» Extracted records
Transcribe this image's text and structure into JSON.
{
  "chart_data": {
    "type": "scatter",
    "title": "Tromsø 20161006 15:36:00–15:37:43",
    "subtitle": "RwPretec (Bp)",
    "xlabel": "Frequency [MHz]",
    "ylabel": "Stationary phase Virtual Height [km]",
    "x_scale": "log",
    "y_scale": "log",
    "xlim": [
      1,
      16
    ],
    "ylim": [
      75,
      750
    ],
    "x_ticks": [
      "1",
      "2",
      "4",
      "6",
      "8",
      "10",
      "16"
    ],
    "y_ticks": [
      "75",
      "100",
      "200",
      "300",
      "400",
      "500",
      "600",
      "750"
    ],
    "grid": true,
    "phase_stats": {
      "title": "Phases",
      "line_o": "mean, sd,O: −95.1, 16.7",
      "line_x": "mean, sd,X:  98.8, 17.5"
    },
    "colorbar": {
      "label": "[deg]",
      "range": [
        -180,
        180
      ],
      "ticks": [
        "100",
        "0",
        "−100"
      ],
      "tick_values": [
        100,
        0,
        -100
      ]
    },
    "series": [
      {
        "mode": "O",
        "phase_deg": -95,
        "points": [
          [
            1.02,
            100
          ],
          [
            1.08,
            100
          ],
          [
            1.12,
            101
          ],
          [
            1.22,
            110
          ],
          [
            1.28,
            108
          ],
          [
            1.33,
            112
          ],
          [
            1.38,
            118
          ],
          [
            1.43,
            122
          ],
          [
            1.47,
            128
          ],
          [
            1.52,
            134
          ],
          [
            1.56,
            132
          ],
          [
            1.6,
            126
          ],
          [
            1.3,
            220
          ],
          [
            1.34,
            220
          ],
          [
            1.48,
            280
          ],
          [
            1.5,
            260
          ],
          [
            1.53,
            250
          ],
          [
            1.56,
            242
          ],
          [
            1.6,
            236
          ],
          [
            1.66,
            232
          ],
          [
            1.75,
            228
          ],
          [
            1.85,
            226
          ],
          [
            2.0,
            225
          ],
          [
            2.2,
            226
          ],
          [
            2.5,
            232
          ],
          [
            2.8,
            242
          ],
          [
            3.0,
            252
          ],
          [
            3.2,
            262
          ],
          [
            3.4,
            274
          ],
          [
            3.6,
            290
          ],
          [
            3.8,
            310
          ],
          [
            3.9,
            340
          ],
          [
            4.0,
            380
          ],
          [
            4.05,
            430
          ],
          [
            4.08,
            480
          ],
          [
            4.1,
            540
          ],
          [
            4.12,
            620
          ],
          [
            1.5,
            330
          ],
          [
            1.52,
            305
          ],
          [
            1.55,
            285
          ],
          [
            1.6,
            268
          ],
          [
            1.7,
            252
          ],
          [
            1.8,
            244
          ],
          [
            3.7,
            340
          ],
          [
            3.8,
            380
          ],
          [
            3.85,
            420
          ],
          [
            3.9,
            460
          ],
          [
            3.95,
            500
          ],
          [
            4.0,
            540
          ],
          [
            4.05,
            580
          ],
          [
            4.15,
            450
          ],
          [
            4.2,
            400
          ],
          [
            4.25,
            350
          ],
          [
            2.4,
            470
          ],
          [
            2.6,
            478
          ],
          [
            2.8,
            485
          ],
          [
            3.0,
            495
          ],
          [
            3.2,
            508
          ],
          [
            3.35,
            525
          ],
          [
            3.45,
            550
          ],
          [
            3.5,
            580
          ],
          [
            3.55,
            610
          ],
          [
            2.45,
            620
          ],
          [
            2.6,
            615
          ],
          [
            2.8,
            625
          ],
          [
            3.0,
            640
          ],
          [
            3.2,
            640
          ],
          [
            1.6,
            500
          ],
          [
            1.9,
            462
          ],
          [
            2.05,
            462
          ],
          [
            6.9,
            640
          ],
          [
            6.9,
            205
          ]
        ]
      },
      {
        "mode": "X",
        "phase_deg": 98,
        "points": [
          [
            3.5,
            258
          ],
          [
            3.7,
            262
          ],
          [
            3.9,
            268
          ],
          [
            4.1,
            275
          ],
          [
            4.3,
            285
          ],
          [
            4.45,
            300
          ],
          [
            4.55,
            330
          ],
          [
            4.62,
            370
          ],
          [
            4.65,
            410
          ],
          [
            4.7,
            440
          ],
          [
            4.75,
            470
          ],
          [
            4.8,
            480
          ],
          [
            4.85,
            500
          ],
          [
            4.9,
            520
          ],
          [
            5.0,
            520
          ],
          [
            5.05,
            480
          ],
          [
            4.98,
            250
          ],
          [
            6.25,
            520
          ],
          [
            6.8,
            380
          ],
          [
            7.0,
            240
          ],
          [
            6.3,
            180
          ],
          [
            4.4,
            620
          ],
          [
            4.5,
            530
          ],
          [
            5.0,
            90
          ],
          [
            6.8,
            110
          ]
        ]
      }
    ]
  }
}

» The exercise
Among the entries above, identify all lines with "mean" and copy them.

» Answer in full
      "line_o": "mean, sd,O: −95.1, 16.7",
      "line_x": "mean, sd,X:  98.8, 17.5"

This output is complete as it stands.